### [Task to carry out]
Below is a set of records; print all of them exactly as written.

### [Data for this exercise]
START

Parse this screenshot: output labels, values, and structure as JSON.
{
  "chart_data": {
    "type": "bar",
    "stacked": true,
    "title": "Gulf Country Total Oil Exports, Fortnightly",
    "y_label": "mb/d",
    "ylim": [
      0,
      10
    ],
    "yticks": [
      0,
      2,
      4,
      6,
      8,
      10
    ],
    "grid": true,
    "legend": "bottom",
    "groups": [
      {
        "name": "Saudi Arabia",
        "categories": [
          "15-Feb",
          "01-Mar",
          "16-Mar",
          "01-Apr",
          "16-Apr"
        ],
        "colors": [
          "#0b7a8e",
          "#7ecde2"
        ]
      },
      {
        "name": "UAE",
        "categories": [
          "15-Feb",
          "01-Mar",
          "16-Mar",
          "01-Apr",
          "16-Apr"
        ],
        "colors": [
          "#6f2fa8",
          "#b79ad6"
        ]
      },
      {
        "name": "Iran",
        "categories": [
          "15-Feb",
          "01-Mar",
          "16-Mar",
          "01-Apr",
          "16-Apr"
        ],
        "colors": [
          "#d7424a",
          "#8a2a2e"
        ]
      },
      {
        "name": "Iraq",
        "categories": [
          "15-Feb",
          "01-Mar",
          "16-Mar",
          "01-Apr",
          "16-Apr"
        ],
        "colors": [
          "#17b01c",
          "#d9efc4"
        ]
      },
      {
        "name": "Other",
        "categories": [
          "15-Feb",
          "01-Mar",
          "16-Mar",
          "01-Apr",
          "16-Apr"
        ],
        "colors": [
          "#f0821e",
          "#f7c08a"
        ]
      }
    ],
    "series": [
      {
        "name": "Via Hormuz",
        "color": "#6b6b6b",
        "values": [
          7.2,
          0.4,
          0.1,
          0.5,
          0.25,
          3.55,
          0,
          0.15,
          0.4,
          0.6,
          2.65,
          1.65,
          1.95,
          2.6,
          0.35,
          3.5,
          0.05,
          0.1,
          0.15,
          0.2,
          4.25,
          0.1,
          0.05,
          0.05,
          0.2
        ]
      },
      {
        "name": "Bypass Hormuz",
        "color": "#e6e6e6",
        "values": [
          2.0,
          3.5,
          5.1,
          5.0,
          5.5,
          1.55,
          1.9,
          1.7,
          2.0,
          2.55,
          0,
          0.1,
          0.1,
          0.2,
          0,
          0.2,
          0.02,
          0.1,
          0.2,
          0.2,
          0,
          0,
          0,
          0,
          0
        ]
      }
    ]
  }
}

END

### [Expected output]
Parse this screenshot: output labels, values, and structure as JSON.
{
  "chart_data": {
    "type": "bar",
    "stacked": true,
    "title": "Gulf Country Total Oil Exports, Fortnightly",
    "y_label": "mb/d",
    "ylim": [
      0,
      10
    ],
    "yticks": [
      0,
      2,
      4,
      6,
      8,
      10
    ],
    "grid": true,
    "legend": "bottom",
    "groups": [
      {
        "name": "Saudi Arabia",
        "categories": [
          "15-Feb",
          "01-Mar",
          "16-Mar",
          "01-Apr",
          "16-Apr"
        ],
        "colors": [
          "#0b7a8e",
          "#7ecde2"
        ]
      },
      {
        "name": "UAE",
        "categories": [
          "15-Feb",
          "01-Mar",
          "16-Mar",
          "01-Apr",
          "16-Apr"
        ],
        "colors": [
          "#6f2fa8",
          "#b79ad6"
        ]
      },
      {
        "name": "Iran",
        "categories": [
          "15-Feb",
          "01-Mar",
          "16-Mar",
          "01-Apr",
          "16-Apr"
        ],
        "colors": [
          "#d7424a",
          "#8a2a2e"
        ]
      },
      {
        "name": "Iraq",
        "categories": [
          "15-Feb",
          "01-Mar",
          "16-Mar",
          "01-Apr",
          "16-Apr"
        ],
        "colors": [
          "#17b01c",
          "#d9efc4"
        ]
      },
      {
        "name": "Other",
        "categories": [
          "15-Feb",
          "01-Mar",
          "16-Mar",
          "01-Apr",
          "16-Apr"
        ],
        "colors": [
          "#f0821e",
          "#f7c08a"
        ]
      }
    ],
    "series": [
      {
        "name": "Via Hormuz",
        "color": "#6b6b6b",
        "values": [
          7.2,
          0.4,
          0.1,
          0.5,
          0.25,
          3.55,
          0,
          0.15,
          0.4,
          0.6,
          2.65,
          1.65,
          1.95,
          2.6,
          0.35,
          3.5,
          0.05,
          0.1,
          0.15,
          0.2,
          4.25,
          0.1,
          0.05,
          0.05,
          0.2
        ]
      },
      {
        "name": "Bypass Hormuz",
        "color": "#e6e6e6",
        "values": [
          2.0,
          3.5,
          5.1,
          5.0,
          5.5,
          1.55,
          1.9,
          1.7,
          2.0,
          2.55,
          0,
          0.1,
          0.1,
          0.2,
          0,
          0.2,
          0.02,
          0.1,
          0.2,
          0.2,
          0,
          0,
          0,
          0,
          0
        ]
      }
    ]
  }
}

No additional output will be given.